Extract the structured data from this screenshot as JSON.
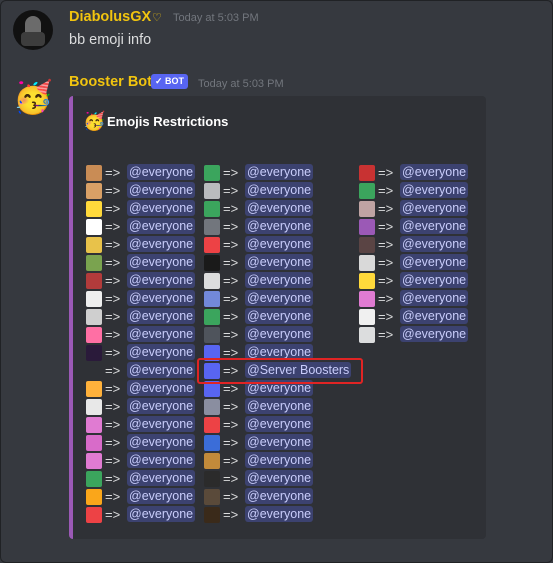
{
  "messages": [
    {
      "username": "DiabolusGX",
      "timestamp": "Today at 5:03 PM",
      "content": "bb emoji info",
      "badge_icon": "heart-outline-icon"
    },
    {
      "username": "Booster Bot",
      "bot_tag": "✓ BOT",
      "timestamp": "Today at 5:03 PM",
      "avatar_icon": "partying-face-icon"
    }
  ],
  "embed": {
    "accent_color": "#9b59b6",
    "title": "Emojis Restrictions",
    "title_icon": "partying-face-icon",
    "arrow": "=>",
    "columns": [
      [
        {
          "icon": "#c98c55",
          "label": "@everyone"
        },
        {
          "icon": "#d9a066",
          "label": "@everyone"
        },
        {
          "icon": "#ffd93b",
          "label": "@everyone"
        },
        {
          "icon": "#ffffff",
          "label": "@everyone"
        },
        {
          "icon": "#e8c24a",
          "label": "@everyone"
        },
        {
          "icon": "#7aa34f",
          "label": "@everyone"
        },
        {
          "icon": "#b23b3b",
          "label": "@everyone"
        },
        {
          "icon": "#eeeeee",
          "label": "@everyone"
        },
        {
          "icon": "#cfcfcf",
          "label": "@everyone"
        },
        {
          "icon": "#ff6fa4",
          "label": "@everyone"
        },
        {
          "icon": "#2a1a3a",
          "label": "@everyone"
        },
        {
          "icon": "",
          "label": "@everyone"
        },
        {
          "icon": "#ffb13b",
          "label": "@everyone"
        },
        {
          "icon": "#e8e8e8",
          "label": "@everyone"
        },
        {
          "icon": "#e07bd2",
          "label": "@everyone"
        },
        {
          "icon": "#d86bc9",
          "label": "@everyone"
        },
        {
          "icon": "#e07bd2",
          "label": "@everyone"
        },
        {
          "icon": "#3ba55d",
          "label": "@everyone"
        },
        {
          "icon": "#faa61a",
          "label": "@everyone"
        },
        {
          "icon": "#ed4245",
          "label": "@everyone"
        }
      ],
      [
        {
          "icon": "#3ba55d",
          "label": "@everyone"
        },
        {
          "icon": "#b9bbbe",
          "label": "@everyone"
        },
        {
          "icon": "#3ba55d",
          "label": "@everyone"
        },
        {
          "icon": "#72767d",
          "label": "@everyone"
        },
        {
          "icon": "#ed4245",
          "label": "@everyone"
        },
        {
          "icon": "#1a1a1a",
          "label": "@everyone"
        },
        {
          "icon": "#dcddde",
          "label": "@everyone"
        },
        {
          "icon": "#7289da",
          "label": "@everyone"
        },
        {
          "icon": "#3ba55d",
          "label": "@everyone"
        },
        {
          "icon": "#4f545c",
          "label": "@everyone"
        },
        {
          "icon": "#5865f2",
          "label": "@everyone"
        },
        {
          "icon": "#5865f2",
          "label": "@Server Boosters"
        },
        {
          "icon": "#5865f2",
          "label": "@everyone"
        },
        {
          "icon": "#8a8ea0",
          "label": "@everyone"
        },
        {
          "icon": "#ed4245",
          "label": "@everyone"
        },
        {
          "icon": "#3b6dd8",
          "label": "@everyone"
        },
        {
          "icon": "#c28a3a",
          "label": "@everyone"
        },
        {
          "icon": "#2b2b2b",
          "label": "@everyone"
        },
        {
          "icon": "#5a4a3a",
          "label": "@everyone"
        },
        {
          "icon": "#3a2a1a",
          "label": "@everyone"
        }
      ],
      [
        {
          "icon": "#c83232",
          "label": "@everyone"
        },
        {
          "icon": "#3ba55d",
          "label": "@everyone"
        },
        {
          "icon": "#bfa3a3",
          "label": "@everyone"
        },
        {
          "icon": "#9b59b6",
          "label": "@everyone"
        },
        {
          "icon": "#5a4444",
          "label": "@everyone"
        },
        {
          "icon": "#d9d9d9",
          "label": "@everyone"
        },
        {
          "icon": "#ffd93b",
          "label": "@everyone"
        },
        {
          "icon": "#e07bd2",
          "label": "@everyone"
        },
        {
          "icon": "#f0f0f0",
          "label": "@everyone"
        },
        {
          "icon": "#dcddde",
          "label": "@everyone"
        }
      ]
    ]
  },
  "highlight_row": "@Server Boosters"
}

· · ·

WHAT YOU SHOULD DO:
Isolate the lines above that contain the word "Server" and copy them.

EXERCISE OUTPUT:
          "label": "@Server Boosters"
  "highlight_row": "@Server Boosters"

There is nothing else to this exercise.